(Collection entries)
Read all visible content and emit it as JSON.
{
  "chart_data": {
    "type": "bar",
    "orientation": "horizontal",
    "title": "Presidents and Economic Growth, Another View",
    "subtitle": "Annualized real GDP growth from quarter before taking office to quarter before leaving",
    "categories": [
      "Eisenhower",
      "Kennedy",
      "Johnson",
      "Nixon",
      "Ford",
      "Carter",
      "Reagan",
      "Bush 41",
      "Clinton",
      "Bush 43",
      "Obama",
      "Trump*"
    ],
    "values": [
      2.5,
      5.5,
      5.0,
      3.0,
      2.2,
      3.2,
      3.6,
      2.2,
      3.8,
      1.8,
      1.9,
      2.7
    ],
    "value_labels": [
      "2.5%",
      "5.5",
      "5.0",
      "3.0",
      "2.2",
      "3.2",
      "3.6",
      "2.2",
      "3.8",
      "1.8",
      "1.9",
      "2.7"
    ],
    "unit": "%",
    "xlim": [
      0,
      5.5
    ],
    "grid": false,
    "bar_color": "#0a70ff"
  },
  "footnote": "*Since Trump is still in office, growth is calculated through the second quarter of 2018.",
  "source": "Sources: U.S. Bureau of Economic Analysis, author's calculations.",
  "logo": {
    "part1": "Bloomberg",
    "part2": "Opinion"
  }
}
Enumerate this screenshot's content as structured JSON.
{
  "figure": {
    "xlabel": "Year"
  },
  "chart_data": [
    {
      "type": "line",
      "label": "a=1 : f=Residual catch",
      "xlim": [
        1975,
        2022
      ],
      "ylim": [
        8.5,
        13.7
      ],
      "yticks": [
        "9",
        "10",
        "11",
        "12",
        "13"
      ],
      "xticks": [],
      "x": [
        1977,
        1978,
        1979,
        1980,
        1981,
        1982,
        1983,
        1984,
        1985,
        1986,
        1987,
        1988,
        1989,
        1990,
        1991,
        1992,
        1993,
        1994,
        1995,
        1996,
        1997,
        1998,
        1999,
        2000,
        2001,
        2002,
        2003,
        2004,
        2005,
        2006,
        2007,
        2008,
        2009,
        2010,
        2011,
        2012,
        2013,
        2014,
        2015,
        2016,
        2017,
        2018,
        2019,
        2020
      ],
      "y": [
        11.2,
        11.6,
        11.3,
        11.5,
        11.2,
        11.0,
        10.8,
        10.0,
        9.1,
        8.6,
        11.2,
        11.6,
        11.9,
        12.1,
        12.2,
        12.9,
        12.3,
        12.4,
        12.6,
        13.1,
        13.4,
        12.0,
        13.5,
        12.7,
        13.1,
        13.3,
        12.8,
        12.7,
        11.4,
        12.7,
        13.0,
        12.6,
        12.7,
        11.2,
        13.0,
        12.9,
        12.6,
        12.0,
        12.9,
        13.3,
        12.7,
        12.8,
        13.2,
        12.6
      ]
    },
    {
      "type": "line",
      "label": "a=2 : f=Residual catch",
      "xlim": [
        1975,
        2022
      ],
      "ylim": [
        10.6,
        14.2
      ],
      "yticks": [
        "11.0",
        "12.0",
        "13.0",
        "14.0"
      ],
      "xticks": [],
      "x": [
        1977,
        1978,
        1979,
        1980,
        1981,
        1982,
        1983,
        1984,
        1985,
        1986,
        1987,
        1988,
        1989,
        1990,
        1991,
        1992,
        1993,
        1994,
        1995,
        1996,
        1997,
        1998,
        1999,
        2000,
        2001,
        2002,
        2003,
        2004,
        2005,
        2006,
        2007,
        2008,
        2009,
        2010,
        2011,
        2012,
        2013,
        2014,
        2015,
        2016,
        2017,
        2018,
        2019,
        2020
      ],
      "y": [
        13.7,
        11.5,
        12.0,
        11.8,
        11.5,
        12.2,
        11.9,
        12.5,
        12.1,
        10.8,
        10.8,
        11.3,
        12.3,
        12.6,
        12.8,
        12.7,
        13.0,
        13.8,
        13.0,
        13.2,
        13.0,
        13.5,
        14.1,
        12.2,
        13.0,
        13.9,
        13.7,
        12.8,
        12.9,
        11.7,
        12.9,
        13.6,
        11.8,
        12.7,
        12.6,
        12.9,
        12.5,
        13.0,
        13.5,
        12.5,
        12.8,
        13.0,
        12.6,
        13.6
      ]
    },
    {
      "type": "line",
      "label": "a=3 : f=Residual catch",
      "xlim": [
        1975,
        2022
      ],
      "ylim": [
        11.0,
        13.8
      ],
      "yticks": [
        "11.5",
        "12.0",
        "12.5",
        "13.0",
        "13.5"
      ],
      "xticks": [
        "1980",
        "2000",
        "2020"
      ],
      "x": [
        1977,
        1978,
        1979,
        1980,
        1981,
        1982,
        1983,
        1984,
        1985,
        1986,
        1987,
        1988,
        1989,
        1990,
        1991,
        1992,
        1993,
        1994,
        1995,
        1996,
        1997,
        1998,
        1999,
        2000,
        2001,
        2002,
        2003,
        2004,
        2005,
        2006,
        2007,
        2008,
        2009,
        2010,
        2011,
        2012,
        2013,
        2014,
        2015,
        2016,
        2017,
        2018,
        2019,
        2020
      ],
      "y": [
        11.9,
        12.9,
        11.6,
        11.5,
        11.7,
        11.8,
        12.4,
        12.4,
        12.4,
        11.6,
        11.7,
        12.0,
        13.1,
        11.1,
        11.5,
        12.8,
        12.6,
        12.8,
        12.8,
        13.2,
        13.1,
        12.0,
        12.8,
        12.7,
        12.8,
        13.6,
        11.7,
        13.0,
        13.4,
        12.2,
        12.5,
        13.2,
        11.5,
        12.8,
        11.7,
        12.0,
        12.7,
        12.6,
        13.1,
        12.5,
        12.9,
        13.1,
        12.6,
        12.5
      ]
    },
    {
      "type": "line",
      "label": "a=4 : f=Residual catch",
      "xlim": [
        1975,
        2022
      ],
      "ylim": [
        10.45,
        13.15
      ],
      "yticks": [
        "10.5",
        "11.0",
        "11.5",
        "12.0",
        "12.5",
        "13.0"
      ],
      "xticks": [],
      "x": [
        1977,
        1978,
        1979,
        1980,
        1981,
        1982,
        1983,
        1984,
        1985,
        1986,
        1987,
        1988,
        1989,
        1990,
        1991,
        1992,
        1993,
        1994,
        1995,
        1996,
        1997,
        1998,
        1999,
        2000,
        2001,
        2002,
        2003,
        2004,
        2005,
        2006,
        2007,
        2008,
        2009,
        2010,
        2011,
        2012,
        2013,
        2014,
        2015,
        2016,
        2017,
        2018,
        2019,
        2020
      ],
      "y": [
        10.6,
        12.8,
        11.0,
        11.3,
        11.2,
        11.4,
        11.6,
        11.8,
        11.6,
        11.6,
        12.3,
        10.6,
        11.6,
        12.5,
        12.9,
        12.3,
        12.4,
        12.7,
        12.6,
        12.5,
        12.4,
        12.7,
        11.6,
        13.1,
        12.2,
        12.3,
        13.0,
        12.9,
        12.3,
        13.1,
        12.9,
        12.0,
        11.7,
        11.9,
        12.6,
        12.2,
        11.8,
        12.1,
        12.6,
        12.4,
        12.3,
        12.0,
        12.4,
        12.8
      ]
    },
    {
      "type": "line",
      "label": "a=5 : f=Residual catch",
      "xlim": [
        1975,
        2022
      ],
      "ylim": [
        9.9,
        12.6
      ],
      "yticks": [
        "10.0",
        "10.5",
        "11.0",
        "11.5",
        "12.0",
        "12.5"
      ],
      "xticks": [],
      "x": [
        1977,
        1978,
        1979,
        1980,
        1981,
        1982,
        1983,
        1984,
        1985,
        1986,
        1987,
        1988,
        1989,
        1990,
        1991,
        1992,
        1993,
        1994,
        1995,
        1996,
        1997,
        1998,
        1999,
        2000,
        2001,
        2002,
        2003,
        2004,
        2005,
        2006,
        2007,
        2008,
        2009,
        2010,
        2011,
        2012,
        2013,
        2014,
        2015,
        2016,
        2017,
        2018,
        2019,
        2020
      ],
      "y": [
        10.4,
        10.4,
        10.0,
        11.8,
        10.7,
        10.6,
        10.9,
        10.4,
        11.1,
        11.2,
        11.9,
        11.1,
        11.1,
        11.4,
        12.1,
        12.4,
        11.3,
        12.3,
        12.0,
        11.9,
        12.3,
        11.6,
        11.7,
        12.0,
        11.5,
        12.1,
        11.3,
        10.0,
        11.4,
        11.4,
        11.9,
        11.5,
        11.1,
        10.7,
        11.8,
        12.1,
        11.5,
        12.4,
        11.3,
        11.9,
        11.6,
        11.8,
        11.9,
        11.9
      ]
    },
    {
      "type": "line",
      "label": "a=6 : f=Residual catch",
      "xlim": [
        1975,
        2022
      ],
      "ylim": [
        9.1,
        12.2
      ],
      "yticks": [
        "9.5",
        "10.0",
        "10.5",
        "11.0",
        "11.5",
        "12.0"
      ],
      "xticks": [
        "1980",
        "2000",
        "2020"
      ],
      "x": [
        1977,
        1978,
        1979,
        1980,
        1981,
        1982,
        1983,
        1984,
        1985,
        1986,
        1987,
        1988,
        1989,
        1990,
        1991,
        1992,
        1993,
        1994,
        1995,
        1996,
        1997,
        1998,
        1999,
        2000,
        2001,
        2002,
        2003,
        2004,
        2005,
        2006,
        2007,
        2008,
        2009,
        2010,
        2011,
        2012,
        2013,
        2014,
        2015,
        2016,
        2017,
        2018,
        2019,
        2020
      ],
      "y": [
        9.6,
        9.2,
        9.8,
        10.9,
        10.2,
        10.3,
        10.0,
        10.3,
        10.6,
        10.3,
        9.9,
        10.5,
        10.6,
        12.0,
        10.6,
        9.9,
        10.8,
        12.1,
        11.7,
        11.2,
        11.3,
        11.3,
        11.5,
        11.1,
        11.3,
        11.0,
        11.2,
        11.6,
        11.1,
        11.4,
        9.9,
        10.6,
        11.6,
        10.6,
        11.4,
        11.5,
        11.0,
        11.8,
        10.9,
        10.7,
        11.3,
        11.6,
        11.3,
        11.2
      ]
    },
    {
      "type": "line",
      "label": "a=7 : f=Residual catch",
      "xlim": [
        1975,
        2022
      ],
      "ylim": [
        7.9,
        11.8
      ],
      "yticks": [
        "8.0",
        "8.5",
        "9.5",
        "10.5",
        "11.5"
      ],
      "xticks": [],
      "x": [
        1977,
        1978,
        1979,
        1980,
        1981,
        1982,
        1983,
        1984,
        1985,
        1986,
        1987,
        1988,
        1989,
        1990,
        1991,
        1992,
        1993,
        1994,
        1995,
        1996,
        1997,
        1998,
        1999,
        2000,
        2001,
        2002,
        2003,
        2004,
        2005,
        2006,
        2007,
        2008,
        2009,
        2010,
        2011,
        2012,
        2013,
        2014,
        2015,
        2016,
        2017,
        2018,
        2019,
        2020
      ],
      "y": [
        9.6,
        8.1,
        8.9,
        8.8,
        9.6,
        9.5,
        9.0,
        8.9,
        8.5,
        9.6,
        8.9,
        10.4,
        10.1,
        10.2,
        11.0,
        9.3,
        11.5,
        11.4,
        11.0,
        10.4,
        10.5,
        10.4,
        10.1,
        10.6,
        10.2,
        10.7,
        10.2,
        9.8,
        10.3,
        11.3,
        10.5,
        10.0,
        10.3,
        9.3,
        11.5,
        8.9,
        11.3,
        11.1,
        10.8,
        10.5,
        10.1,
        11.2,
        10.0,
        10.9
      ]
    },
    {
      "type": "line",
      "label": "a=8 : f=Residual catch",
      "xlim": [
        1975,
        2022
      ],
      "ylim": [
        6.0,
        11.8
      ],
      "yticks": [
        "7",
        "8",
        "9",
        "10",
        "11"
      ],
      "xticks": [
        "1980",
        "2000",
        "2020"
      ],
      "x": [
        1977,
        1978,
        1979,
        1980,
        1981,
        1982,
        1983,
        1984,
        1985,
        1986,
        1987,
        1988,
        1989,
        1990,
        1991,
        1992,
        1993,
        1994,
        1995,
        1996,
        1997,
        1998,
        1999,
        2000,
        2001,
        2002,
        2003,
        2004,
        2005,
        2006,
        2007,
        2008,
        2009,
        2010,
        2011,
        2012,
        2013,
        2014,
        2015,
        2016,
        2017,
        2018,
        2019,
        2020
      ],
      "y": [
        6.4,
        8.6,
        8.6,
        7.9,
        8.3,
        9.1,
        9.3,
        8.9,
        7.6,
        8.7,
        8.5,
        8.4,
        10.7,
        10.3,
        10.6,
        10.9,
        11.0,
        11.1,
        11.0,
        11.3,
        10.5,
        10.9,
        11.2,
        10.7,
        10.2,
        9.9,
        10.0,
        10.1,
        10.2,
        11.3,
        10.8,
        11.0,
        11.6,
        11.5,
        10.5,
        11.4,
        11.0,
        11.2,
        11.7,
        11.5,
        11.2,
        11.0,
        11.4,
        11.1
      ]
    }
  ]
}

▶ Requirements
Report how many lines in the listing above include the word "Economic". Give nothing but the number.

▶ Worked answer
2